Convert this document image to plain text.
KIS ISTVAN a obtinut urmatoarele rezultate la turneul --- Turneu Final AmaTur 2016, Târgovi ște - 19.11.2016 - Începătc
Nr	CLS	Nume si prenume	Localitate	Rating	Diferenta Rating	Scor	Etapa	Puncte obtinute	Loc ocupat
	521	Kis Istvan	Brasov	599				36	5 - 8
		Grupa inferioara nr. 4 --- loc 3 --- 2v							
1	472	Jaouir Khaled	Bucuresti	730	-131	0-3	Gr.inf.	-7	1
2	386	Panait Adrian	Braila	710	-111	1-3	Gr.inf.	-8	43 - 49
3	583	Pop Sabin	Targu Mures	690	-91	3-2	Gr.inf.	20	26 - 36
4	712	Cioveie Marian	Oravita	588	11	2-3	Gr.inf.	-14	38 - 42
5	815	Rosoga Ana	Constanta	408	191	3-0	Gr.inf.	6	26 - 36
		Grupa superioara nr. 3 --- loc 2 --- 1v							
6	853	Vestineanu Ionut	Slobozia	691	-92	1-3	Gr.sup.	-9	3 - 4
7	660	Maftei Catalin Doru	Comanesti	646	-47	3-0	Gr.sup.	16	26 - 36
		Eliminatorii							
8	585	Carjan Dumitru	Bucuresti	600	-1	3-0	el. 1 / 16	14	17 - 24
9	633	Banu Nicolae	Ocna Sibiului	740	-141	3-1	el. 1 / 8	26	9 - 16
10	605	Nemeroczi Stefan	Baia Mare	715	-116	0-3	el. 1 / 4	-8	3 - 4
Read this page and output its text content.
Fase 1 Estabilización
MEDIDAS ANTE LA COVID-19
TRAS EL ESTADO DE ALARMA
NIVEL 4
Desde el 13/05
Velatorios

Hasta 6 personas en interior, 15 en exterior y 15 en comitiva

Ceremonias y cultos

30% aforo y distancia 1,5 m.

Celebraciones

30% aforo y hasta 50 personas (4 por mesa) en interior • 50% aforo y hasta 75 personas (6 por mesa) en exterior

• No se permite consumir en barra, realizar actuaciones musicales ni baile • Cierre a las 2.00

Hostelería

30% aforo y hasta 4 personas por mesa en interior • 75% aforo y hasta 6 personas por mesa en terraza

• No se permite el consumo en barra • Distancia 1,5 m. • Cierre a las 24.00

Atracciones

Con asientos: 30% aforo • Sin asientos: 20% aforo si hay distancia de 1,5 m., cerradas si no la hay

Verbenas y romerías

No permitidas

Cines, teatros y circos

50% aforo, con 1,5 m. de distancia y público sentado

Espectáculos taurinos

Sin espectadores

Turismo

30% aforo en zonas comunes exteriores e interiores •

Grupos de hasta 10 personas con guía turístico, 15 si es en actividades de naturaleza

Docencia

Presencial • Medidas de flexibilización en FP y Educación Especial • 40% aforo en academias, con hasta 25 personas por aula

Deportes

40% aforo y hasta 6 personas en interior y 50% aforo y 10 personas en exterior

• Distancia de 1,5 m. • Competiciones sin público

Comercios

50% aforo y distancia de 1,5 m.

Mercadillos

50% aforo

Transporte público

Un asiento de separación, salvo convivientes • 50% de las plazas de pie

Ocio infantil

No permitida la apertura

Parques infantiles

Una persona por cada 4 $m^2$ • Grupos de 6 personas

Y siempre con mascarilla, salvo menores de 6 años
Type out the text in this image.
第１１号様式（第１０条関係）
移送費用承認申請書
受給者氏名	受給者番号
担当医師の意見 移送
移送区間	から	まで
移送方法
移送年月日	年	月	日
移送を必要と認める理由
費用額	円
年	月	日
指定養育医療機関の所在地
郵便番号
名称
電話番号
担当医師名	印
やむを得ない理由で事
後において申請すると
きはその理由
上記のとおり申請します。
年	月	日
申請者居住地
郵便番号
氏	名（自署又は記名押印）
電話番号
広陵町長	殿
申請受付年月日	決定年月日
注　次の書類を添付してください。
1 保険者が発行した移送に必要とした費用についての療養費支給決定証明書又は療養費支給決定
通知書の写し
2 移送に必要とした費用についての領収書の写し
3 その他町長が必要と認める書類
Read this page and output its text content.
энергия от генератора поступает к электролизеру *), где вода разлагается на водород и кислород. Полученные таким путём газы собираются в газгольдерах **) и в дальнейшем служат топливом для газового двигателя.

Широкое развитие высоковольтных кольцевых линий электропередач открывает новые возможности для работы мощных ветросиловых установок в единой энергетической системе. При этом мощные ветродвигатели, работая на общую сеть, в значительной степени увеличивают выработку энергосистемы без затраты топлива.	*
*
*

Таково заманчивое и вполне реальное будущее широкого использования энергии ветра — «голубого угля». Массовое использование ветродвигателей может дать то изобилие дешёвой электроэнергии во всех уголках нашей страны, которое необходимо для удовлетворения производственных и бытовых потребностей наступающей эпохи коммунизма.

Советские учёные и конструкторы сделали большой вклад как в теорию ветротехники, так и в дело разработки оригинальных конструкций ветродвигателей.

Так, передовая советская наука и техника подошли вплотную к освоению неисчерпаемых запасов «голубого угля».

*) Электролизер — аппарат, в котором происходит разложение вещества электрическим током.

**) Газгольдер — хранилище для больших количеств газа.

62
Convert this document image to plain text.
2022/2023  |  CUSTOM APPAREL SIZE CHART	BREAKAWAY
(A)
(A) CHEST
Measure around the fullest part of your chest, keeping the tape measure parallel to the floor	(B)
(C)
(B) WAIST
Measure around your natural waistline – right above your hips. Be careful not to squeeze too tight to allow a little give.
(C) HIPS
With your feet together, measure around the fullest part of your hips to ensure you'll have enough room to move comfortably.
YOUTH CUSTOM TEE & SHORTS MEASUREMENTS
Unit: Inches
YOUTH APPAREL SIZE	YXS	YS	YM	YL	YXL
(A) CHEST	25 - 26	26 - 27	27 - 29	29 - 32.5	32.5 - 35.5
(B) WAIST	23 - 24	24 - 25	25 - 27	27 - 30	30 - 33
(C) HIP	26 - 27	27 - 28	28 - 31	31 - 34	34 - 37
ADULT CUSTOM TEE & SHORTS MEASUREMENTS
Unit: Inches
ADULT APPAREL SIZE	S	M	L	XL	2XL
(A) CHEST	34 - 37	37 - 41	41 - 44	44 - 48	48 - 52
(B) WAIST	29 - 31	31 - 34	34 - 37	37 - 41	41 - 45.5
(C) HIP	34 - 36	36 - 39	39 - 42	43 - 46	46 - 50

+===+

WHAT NEEDS TO BE DONE - Repeat every record, exactly as written.

WRITTEN REPLY -
Convert this document image to plain text.
KIS ISTVAN a obtinut urmatoarele rezultate la turneul --- Turneu Final AmaTur 2016, Târgovi ște - 19.11.2016 - Începătc
Nr	CLS	Nume si prenume	Localitate	Rating	Diferenta Rating	Scor	Etapa	Puncte obtinute	Loc ocupat
	521	Kis Istvan	Brasov	599				36	5 - 8
		Grupa inferioara nr. 4 --- loc 3 --- 2v							
1	472	Jaouir Khaled	Bucuresti	730	-131	0-3	Gr.inf.	-7	1
2	386	Panait Adrian	Braila	710	-111	1-3	Gr.inf.	-8	43 - 49
3	583	Pop Sabin	Targu Mures	690	-91	3-2	Gr.inf.	20	26 - 36
4	712	Cioveie Marian	Oravita	588	11	2-3	Gr.inf.	-14	38 - 42
5	815	Rosoga Ana	Constanta	408	191	3-0	Gr.inf.	6	26 - 36
		Grupa superioara nr. 3 --- loc 2 --- 1v							
6	853	Vestineanu Ionut	Slobozia	691	-92	1-3	Gr.sup.	-9	3 - 4
7	660	Maftei Catalin Doru	Comanesti	646	-47	3-0	Gr.sup.	16	26 - 36
		Eliminatorii							
8	585	Carjan Dumitru	Bucuresti	600	-1	3-0	el. 1 / 16	14	17 - 24
9	633	Banu Nicolae	Ocna Sibiului	740	-141	3-1	el. 1 / 8	26	9 - 16
10	605	Nemeroczi Stefan	Baia Mare	715	-116	0-3	el. 1 / 4	-8	3 - 4
Read this page and output its text content.
Fase 1 Estabilización
MEDIDAS ANTE LA COVID-19
TRAS EL ESTADO DE ALARMA
NIVEL 4
Desde el 13/05
Velatorios

Hasta 6 personas en interior, 15 en exterior y 15 en comitiva

Ceremonias y cultos

30% aforo y distancia 1,5 m.

Celebraciones

30% aforo y hasta 50 personas (4 por mesa) en interior • 50% aforo y hasta 75 personas (6 por mesa) en exterior

• No se permite consumir en barra, realizar actuaciones musicales ni baile • Cierre a las 2.00

Hostelería

30% aforo y hasta 4 personas por mesa en interior • 75% aforo y hasta 6 personas por mesa en terraza

• No se permite el consumo en barra • Distancia 1,5 m. • Cierre a las 24.00

Atracciones

Con asientos: 30% aforo • Sin asientos: 20% aforo si hay distancia de 1,5 m., cerradas si no la hay

Verbenas y romerías

No permitidas

Cines, teatros y circos

50% aforo, con 1,5 m. de distancia y público sentado

Espectáculos taurinos

Sin espectadores

Turismo

30% aforo en zonas comunes exteriores e interiores •

Grupos de hasta 10 personas con guía turístico, 15 si es en actividades de naturaleza

Docencia

Presencial • Medidas de flexibilización en FP y Educación Especial • 40% aforo en academias, con hasta 25 personas por aula

Deportes

40% aforo y hasta 6 personas en interior y 50% aforo y 10 personas en exterior

• Distancia de 1,5 m. • Competiciones sin público

Comercios

50% aforo y distancia de 1,5 m.

Mercadillos

50% aforo

Transporte público

Un asiento de separación, salvo convivientes • 50% de las plazas de pie

Ocio infantil

No permitida la apertura

Parques infantiles

Una persona por cada 4 $m^2$ • Grupos de 6 personas

Y siempre con mascarilla, salvo menores de 6 años
Type out the text in this image.
第１１号様式（第１０条関係）
移送費用承認申請書
受給者氏名	受給者番号
担当医師の意見 移送
移送区間	から	まで
移送方法
移送年月日	年	月	日
移送を必要と認める理由
費用額	円
年	月	日
指定養育医療機関の所在地
郵便番号
名称
電話番号
担当医師名	印
やむを得ない理由で事
後において申請すると
きはその理由
上記のとおり申請します。
年	月	日
申請者居住地
郵便番号
氏	名（自署又は記名押印）
電話番号
広陵町長	殿
申請受付年月日	決定年月日
注　次の書類を添付してください。
1 保険者が発行した移送に必要とした費用についての療養費支給決定証明書又は療養費支給決定
通知書の写し
2 移送に必要とした費用についての領収書の写し
3 その他町長が必要と認める書類
Read this page and output its text content.
энергия от генератора поступает к электролизеру *), где вода разлагается на водород и кислород. Полученные таким путём газы собираются в газгольдерах **) и в дальнейшем служат топливом для газового двигателя.

Широкое развитие высоковольтных кольцевых линий электропередач открывает новые возможности для работы мощных ветросиловых установок в единой энергетической системе. При этом мощные ветродвигатели, работая на общую сеть, в значительной степени увеличивают выработку энергосистемы без затраты топлива.	*
*
*

Таково заманчивое и вполне реальное будущее широкого использования энергии ветра — «голубого угля». Массовое использование ветродвигателей может дать то изобилие дешёвой электроэнергии во всех уголках нашей страны, которое необходимо для удовлетворения производственных и бытовых потребностей наступающей эпохи коммунизма.

Советские учёные и конструкторы сделали большой вклад как в теорию ветротехники, так и в дело разработки оригинальных конструкций ветродвигателей.

Так, передовая советская наука и техника подошли вплотную к освоению неисчерпаемых запасов «голубого угля».

*) Электролизер — аппарат, в котором происходит разложение вещества электрическим током.

**) Газгольдер — хранилище для больших количеств газа.

62
Convert this document image to plain text.
2022/2023  |  CUSTOM APPAREL SIZE CHART	BREAKAWAY
(A)
(A) CHEST
Measure around the fullest part of your chest, keeping the tape measure parallel to the floor	(B)
(C)
(B) WAIST
Measure around your natural waistline – right above your hips. Be careful not to squeeze too tight to allow a little give.
(C) HIPS
With your feet together, measure around the fullest part of your hips to ensure you'll have enough room to move comfortably.
YOUTH CUSTOM TEE & SHORTS MEASUREMENTS
Unit: Inches
YOUTH APPAREL SIZE	YXS	YS	YM	YL	YXL
(A) CHEST	25 - 26	26 - 27	27 - 29	29 - 32.5	32.5 - 35.5
(B) WAIST	23 - 24	24 - 25	25 - 27	27 - 30	30 - 33
(C) HIP	26 - 27	27 - 28	28 - 31	31 - 34	34 - 37
ADULT CUSTOM TEE & SHORTS MEASUREMENTS
Unit: Inches
ADULT APPAREL SIZE	S	M	L	XL	2XL
(A) CHEST	34 - 37	37 - 41	41 - 44	44 - 48	48 - 52
(B) WAIST	29 - 31	31 - 34	34 - 37	37 - 41	41 - 45.5
(C) HIP	34 - 36	36 - 39	39 - 42	43 - 46	46 - 50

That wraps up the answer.